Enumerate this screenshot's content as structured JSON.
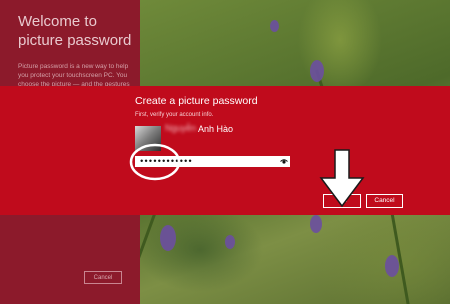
{
  "side_panel": {
    "title": "Welcome to picture password",
    "description": "Picture password is a new way to help you protect your touchscreen PC. You choose the picture — and the gestures",
    "cancel_label": "Cancel"
  },
  "dialog": {
    "title": "Create a picture password",
    "subtitle": "First, verify your account info.",
    "username_blurred": "Nguyễn",
    "username": "Anh Hào",
    "password_value": "••••••••••••",
    "ok_label": "OK",
    "cancel_label": "Cancel"
  },
  "colors": {
    "band": "#c00b1c",
    "side_panel": "#8c1a2b"
  },
  "icons": {
    "password_reveal": "eye-icon",
    "annotation_arrow": "arrow-down-icon",
    "annotation_circle": "ellipse-annotation"
  }
}
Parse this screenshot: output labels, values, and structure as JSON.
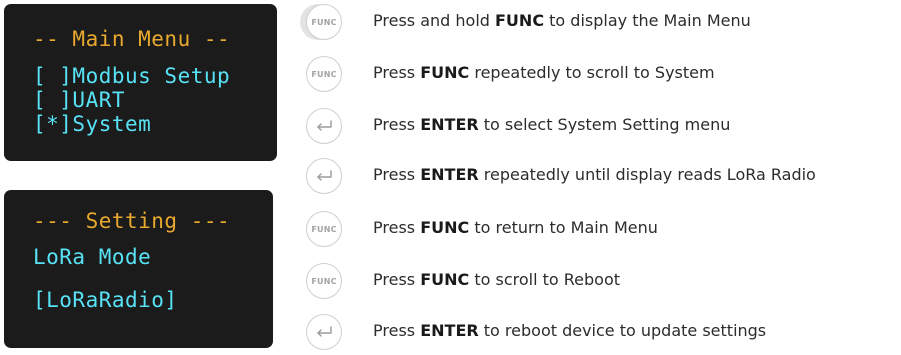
{
  "screens": [
    {
      "header": "-- Main Menu --",
      "lines": [
        "[ ]Modbus Setup",
        "[ ]UART",
        "[*]System"
      ]
    },
    {
      "header": "--- Setting ---",
      "lines": [
        "LoRa Mode",
        "[LoRaRadio]"
      ]
    }
  ],
  "button_labels": {
    "func": "FUNC"
  },
  "steps": [
    {
      "button": "func",
      "pre": "Press and hold ",
      "key": "FUNC",
      "post": " to display the Main Menu"
    },
    {
      "button": "func",
      "pre": "Press ",
      "key": "FUNC",
      "post": " repeatedly to scroll to System"
    },
    {
      "button": "enter",
      "pre": "Press ",
      "key": "ENTER",
      "post": " to select System Setting menu"
    },
    {
      "button": "enter",
      "pre": "Press ",
      "key": "ENTER",
      "post": " repeatedly until display reads LoRa Radio"
    },
    {
      "button": "func",
      "pre": "Press ",
      "key": "FUNC",
      "post": " to return to Main Menu"
    },
    {
      "button": "func",
      "pre": "Press ",
      "key": "FUNC",
      "post": " to scroll to Reboot"
    },
    {
      "button": "enter",
      "pre": "Press ",
      "key": "ENTER",
      "post": " to reboot device to update settings"
    }
  ],
  "icons": {
    "enter": "enter-arrow-icon"
  },
  "colors": {
    "lcd_background": "#1b1b1b",
    "lcd_header": "#e8a92e",
    "lcd_text": "#58e2f6"
  }
}
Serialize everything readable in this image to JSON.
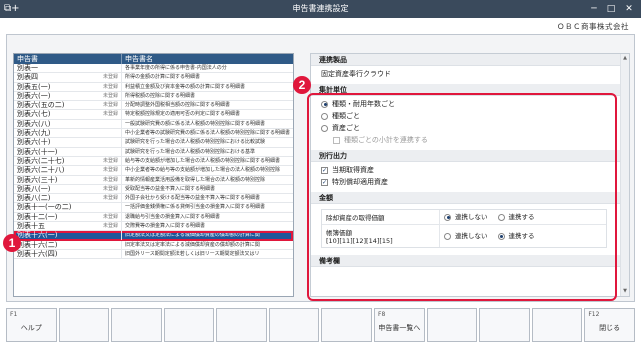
{
  "window": {
    "title": "申告書連携設定",
    "company": "ＯＢＣ商事株式会社"
  },
  "ledger": {
    "headers": [
      "申告書",
      "申告書名"
    ],
    "rows": [
      {
        "name": "別表一",
        "status": "",
        "desc": "各事業年度の所得に係る申告書-内国法人の分"
      },
      {
        "name": "別表四",
        "status": "未登録",
        "desc": "所得の金額の計算に関する明細書"
      },
      {
        "name": "別表五(一)",
        "status": "未登録",
        "desc": "利益積立金額及び資本金等の額の計算に関する明細書"
      },
      {
        "name": "別表六(一)",
        "status": "未登録",
        "desc": "所得税額の控除に関する明細書"
      },
      {
        "name": "別表六(五の二)",
        "status": "未登録",
        "desc": "分配時調整外国税相当額の控除に関する明細書"
      },
      {
        "name": "別表六(七)",
        "status": "未登録",
        "desc": "特定税額控除規定の適用可否の判定に関する明細書"
      },
      {
        "name": "別表六(八)",
        "status": "",
        "desc": "一般試験研究費の額に係る法人税額の特別控除に関する明細書"
      },
      {
        "name": "別表六(九)",
        "status": "",
        "desc": "中小企業者等の試験研究費の額に係る法人税額の特別控除に関する明細書"
      },
      {
        "name": "別表六(十)",
        "status": "",
        "desc": "試験研究を行った場合の法人税額の特別控除における比較試験"
      },
      {
        "name": "別表六(十一)",
        "status": "",
        "desc": "試験研究を行った場合の法人税額の特別控除における基準"
      },
      {
        "name": "別表六(二十七)",
        "status": "未登録",
        "desc": "給与等の支給額が増加した場合の法人税額の特別控除に関する明細書"
      },
      {
        "name": "別表六(二十八)",
        "status": "未登録",
        "desc": "中小企業者等の給与等の支給額が増加した場合の法人税額の特別控除"
      },
      {
        "name": "別表六(三十)",
        "status": "未登録",
        "desc": "革新的情報産業活用設備を取得した場合の法人税額の特別控除"
      },
      {
        "name": "別表八(一)",
        "status": "未登録",
        "desc": "受取配当等の益金不算入に関する明細書"
      },
      {
        "name": "別表八(二)",
        "status": "未登録",
        "desc": "外国子会社から受ける配当等の益金不算入等に関する明細書"
      },
      {
        "name": "別表十一(一の二)",
        "status": "",
        "desc": "一括評価金銭債権に係る貸倒引当金の損金算入に関する明細書"
      },
      {
        "name": "別表十二(一)",
        "status": "未登録",
        "desc": "退職給与引当金の損金算入に関する明細書"
      },
      {
        "name": "別表十五",
        "status": "未登録",
        "desc": "交際費等の損金算入に関する明細書"
      },
      {
        "name": "別表十六(一)",
        "status": "",
        "desc": "旧定額法又は定額法による減価償却資産の償却額の計算に関"
      },
      {
        "name": "別表十六(二)",
        "status": "",
        "desc": "旧定率法又は定率法による減価償却資産の償却額の計算に関"
      },
      {
        "name": "別表十六(四)",
        "status": "",
        "desc": "旧国外リース期間定額法若しくは旧リース期間定額法又はリ"
      }
    ],
    "selected_index": 18
  },
  "badges": {
    "left": "1",
    "right": "2"
  },
  "settings": {
    "product": {
      "title": "連携製品",
      "value": "固定資産奉行クラウド"
    },
    "aggregation": {
      "title": "集計単位",
      "options": [
        "種類・耐用年数ごと",
        "種類ごと",
        "資産ごと"
      ],
      "selected": 0,
      "subtotal_label": "種類ごとの小計を連携する"
    },
    "separate_output": {
      "title": "別行出力",
      "items": [
        "当期取得資産",
        "特別償却適用資産"
      ]
    },
    "amount": {
      "title": "金額",
      "rows": [
        {
          "label": "除却資産の取得価額",
          "options": [
            "連携しない",
            "連携する"
          ],
          "selected": 0
        },
        {
          "label": "帳簿価額",
          "sub": "[10][11][12][14][15]",
          "options": [
            "連携しない",
            "連携する"
          ],
          "selected": 1
        }
      ]
    },
    "remarks": {
      "title": "備考欄"
    }
  },
  "fkeys": [
    {
      "num": "F1",
      "label": "ヘルプ"
    },
    {
      "num": "",
      "label": ""
    },
    {
      "num": "",
      "label": ""
    },
    {
      "num": "",
      "label": ""
    },
    {
      "num": "",
      "label": ""
    },
    {
      "num": "",
      "label": ""
    },
    {
      "num": "",
      "label": ""
    },
    {
      "num": "F8",
      "label": "申告書一覧へ"
    },
    {
      "num": "",
      "label": ""
    },
    {
      "num": "",
      "label": ""
    },
    {
      "num": "",
      "label": ""
    },
    {
      "num": "F12",
      "label": "閉じる"
    }
  ]
}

************

◆ **TASK INSTRUCTIONS**: Return from the data every line that holds "scroll".

◆ **EXERCISE SOLUTION**:
      "post": " repeatedly to scroll to System"
      "post": " to scroll to Reboot"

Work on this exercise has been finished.